>>>

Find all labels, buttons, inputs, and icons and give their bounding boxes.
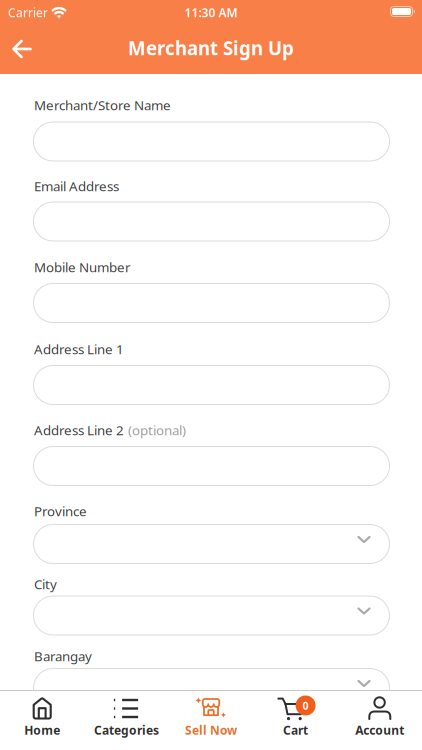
button[interactable]: Barangay (33, 668, 390, 708)
staticText: Mobile Number (34, 258, 131, 276)
staticText: Merchant/Store Name (34, 96, 171, 114)
button[interactable]: Province (33, 524, 390, 564)
button[interactable]: Categories (84, 691, 169, 749)
button[interactable]: City (33, 596, 390, 636)
button[interactable]: Back (4, 31, 40, 67)
staticText: Province (34, 502, 87, 520)
staticText: Account (355, 722, 404, 738)
staticText: 0 (303, 698, 309, 713)
button[interactable]: Mobile Number (33, 283, 390, 323)
button[interactable]: Address Line 2 (33, 446, 390, 486)
staticText: 11:30 AM (184, 4, 238, 20)
button[interactable]: Home (0, 691, 84, 749)
button[interactable]: Cart (253, 691, 338, 749)
staticText: City (34, 575, 57, 593)
button[interactable]: Account (338, 691, 422, 749)
staticText: (optional) (128, 421, 186, 439)
staticText: Address Line 1 (34, 340, 124, 358)
staticText: Barangay (34, 647, 92, 665)
button[interactable]: Sell Now (169, 691, 253, 749)
button[interactable]: Address Line 1 (33, 365, 390, 405)
staticText: Categories (94, 722, 159, 738)
staticText: Merchant Sign Up (128, 36, 294, 60)
button[interactable]: Merchant/Store Name (33, 122, 390, 162)
staticText: Email Address (34, 177, 119, 195)
staticText: Address Line 2 (34, 421, 124, 439)
staticText: Carrier (8, 4, 48, 20)
staticText: Cart (283, 722, 308, 738)
staticText: Home (24, 722, 60, 738)
button[interactable]: Email Address (33, 202, 390, 242)
staticText: Sell Now (185, 722, 237, 738)
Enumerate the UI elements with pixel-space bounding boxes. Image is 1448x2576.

<<<

> [OBJECTIVE] Copy every line of the records above word for word, leaving out the pictures.

> [COMPLETE OUTPUT]
Find all labels, buttons, inputs, and icons and give their bounding boxes.
button[interactable]: Barangay (33, 668, 390, 708)
staticText: Mobile Number (34, 258, 131, 276)
staticText: Merchant/Store Name (34, 96, 171, 114)
button[interactable]: Province (33, 524, 390, 564)
button[interactable]: Categories (84, 691, 169, 749)
button[interactable]: City (33, 596, 390, 636)
button[interactable]: Back (4, 31, 40, 67)
staticText: Province (34, 502, 87, 520)
staticText: Account (355, 722, 404, 738)
staticText: 0 (303, 698, 309, 713)
button[interactable]: Mobile Number (33, 283, 390, 323)
button[interactable]: Address Line 2 (33, 446, 390, 486)
staticText: 11:30 AM (184, 4, 238, 20)
button[interactable]: Home (0, 691, 84, 749)
button[interactable]: Cart (253, 691, 338, 749)
staticText: City (34, 575, 57, 593)
button[interactable]: Account (338, 691, 422, 749)
staticText: (optional) (128, 421, 186, 439)
staticText: Address Line 1 (34, 340, 124, 358)
staticText: Barangay (34, 647, 92, 665)
button[interactable]: Sell Now (169, 691, 253, 749)
button[interactable]: Address Line 1 (33, 365, 390, 405)
staticText: Categories (94, 722, 159, 738)
staticText: Merchant Sign Up (128, 36, 294, 60)
button[interactable]: Merchant/Store Name (33, 122, 390, 162)
staticText: Email Address (34, 177, 119, 195)
staticText: Address Line 2 (34, 421, 124, 439)
staticText: Carrier (8, 4, 48, 20)
staticText: Cart (283, 722, 308, 738)
staticText: Home (24, 722, 60, 738)
button[interactable]: Email Address (33, 202, 390, 242)
staticText: Sell Now (185, 722, 237, 738)
Enumerate the UI elements with pixel-space bounding boxes. Image is 1448x2576.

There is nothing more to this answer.